STATED GOAL | The line containing "What data populates" marks the start of the required copy, which runs to the final line of the entries; return those lines exactly, without any pictures.

(Stored data)
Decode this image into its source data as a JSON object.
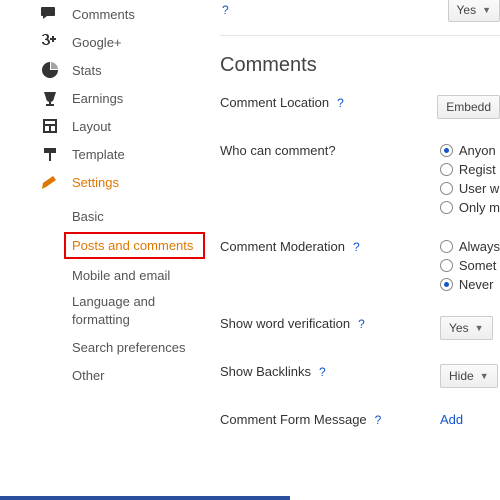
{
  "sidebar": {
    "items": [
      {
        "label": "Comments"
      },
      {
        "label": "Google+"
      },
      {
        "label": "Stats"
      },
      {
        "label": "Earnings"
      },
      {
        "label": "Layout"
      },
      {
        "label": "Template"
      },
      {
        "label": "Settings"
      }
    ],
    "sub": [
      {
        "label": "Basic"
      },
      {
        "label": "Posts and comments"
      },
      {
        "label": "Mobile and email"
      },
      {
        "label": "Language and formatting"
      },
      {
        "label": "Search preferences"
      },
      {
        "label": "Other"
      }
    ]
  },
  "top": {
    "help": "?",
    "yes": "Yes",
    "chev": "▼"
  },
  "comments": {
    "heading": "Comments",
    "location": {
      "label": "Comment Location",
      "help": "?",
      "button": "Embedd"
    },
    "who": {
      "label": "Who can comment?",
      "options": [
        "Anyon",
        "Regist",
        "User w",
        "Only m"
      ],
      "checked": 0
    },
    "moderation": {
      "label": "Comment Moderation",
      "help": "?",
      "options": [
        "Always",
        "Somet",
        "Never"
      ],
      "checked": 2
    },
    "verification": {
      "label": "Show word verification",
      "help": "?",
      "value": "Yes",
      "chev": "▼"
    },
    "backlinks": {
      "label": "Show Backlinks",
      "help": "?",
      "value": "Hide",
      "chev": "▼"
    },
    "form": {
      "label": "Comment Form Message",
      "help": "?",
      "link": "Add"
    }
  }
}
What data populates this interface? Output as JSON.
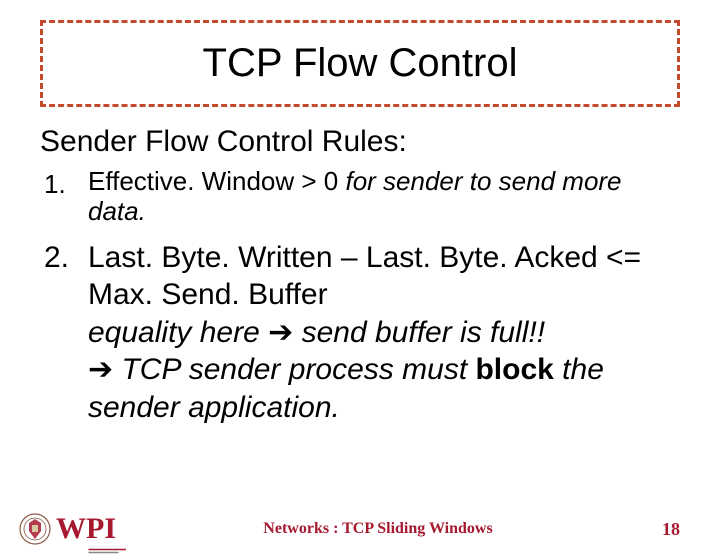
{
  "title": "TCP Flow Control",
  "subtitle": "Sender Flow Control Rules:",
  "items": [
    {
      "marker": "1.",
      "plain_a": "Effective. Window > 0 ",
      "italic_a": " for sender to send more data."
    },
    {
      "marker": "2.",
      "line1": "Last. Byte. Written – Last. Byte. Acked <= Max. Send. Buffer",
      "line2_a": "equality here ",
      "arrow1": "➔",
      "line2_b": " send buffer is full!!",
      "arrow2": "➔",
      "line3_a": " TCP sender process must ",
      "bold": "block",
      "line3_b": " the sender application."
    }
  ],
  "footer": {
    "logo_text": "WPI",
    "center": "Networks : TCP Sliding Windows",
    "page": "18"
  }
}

EXPECTED ANSWER |
What data populates this interface? Output as JSON.
{
  "title": "TCP Flow Control",
  "subtitle": "Sender Flow Control Rules:",
  "items": [
    {
      "marker": "1.",
      "plain_a": "Effective. Window > 0 ",
      "italic_a": " for sender to send more data."
    },
    {
      "marker": "2.",
      "line1": "Last. Byte. Written – Last. Byte. Acked <= Max. Send. Buffer",
      "line2_a": "equality here ",
      "arrow1": "➔",
      "line2_b": " send buffer is full!!",
      "arrow2": "➔",
      "line3_a": " TCP sender process must ",
      "bold": "block",
      "line3_b": " the sender application."
    }
  ],
  "footer": {
    "logo_text": "WPI",
    "center": "Networks : TCP Sliding Windows",
    "page": "18"
  }
}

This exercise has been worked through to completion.